• **INPUT RECORDS**
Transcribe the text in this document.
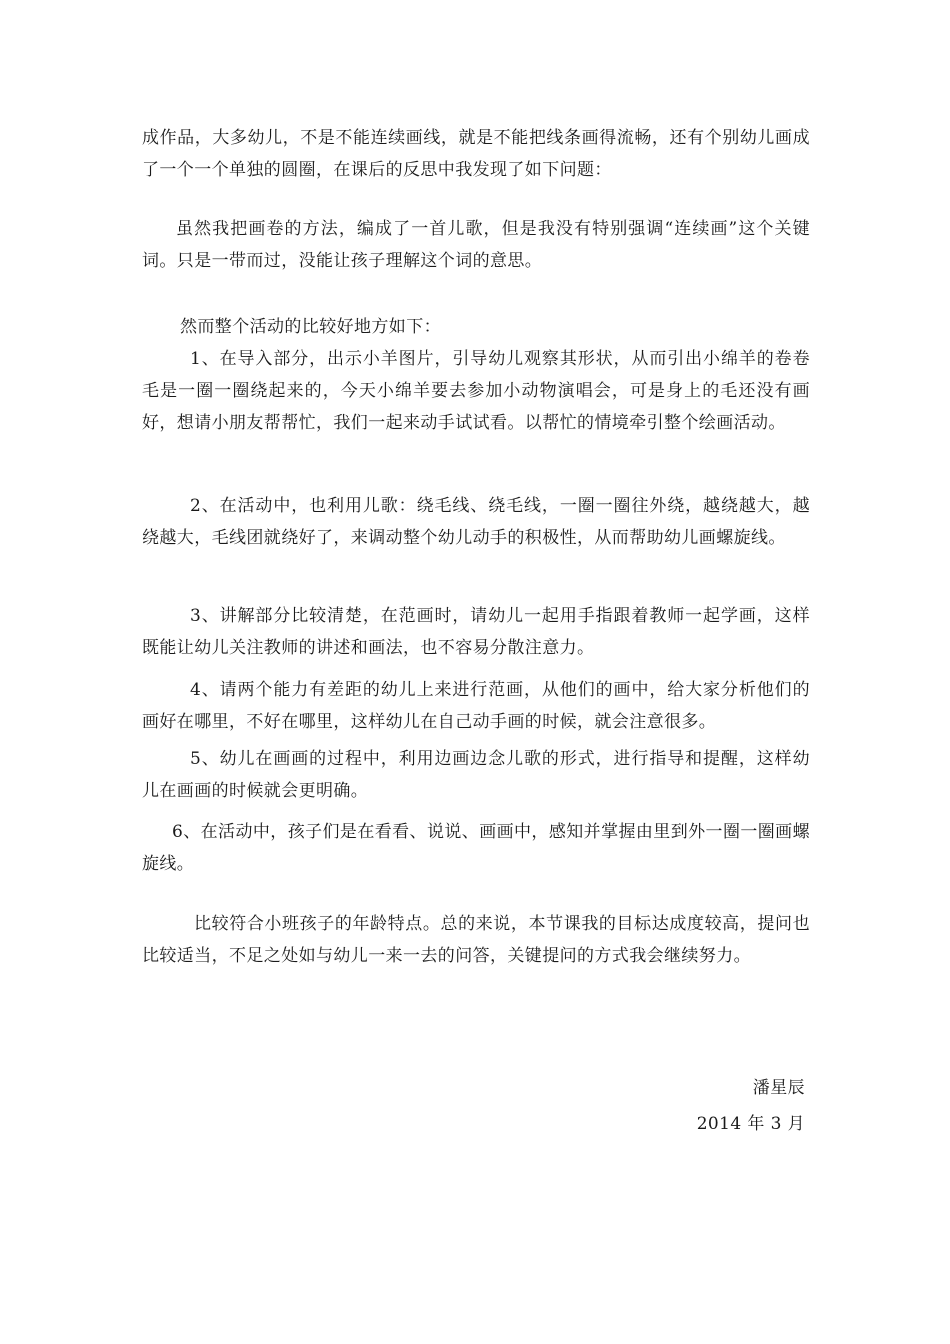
成作品，大多幼儿，不是不能连续画线，就是不能把线条画得流畅，还有个别幼儿画成了一个一个单独的圆圈，在课后的反思中我发现了如下问题：

虽然我把画卷的方法，编成了一首儿歌，但是我没有特别强调“连续画”这个关键词。只是一带而过，没能让孩子理解这个词的意思。

然而整个活动的比较好地方如下：

1、在导入部分，出示小羊图片，引导幼儿观察其形状，从而引出小绵羊的卷卷毛是一圈一圈绕起来的，今天小绵羊要去参加小动物演唱会，可是身上的毛还没有画好，想请小朋友帮帮忙，我们一起来动手试试看。以帮忙的情境牵引整个绘画活动。

2、在活动中，也利用儿歌：绕毛线、绕毛线，一圈一圈往外绕，越绕越大，越绕越大，毛线团就绕好了，来调动整个幼儿动手的积极性，从而帮助幼儿画螺旋线。

3、讲解部分比较清楚，在范画时，请幼儿一起用手指跟着教师一起学画，这样既能让幼儿关注教师的讲述和画法，也不容易分散注意力。

4、请两个能力有差距的幼儿上来进行范画，从他们的画中，给大家分析他们的画好在哪里，不好在哪里，这样幼儿在自己动手画的时候，就会注意很多。

5、幼儿在画画的过程中，利用边画边念儿歌的形式，进行指导和提醒，这样幼儿在画画的时候就会更明确。

6、在活动中，孩子们是在看看、说说、画画中，感知并掌握由里到外一圈一圈画螺旋线。

比较符合小班孩子的年龄特点。总的来说，本节课我的目标达成度较高，提问也比较适当，不足之处如与幼儿一来一去的问答，关键提问的方式我会继续努力。

潘星辰

2014 年 3 月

• **YOUR INSTRUCTIONS**
Copy out every line from the records that has the word "在活动中".

• **TASK RESPONSE**
2、在活动中，也利用儿歌：绕毛线、绕毛线，一圈一圈往外绕，越绕越大，越绕越大，毛线团就绕好了，来调动整个幼儿动手的积极性，从而帮助幼儿画螺旋线。
6、在活动中，孩子们是在看看、说说、画画中，感知并掌握由里到外一圈一圈画螺旋线。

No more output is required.